** BEGIN Data shown **

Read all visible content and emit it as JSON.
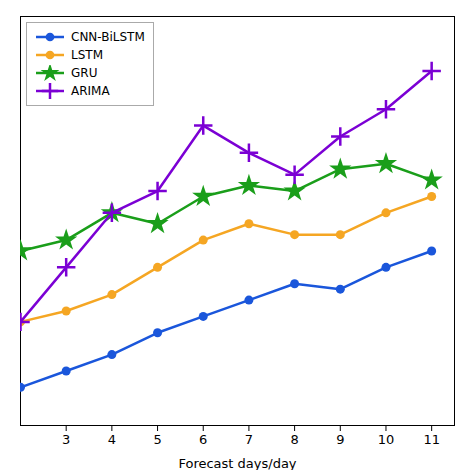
{
  "chart_data": {
    "type": "line",
    "xlabel": "Forecast days/day",
    "x": [
      2,
      3,
      4,
      5,
      6,
      7,
      8,
      9,
      10,
      11
    ],
    "series": [
      {
        "name": "CNN-BiLSTM",
        "color": "#1a56db",
        "marker": "circle",
        "values": [
          1.0,
          1.3,
          1.6,
          2.0,
          2.3,
          2.6,
          2.9,
          2.8,
          3.2,
          3.5
        ]
      },
      {
        "name": "LSTM",
        "color": "#f5a623",
        "marker": "circle",
        "values": [
          2.2,
          2.4,
          2.7,
          3.2,
          3.7,
          4.0,
          3.8,
          3.8,
          4.2,
          4.5
        ]
      },
      {
        "name": "GRU",
        "color": "#1a9e1a",
        "marker": "star",
        "values": [
          3.5,
          3.7,
          4.2,
          4.0,
          4.5,
          4.7,
          4.6,
          5.0,
          5.1,
          4.8
        ]
      },
      {
        "name": "ARIMA",
        "color": "#7b00d4",
        "marker": "plus",
        "values": [
          2.2,
          3.2,
          4.2,
          4.6,
          5.8,
          5.3,
          4.9,
          5.6,
          6.1,
          6.8
        ]
      }
    ],
    "xlim": [
      2.0,
      11.5
    ],
    "xticks": [
      3,
      4,
      5,
      6,
      7,
      8,
      9,
      10,
      11
    ],
    "ylim": [
      0.3,
      7.8
    ],
    "tick_labels": "x",
    "grid": false,
    "legend": "upper left"
  }
}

** END Data shown **

What to work on> Pick out the lines that contain "name" and copy them.

Result of this exercise>
        "name": "CNN-BiLSTM",
        "name": "LSTM",
        "name": "GRU",
        "name": "ARIMA",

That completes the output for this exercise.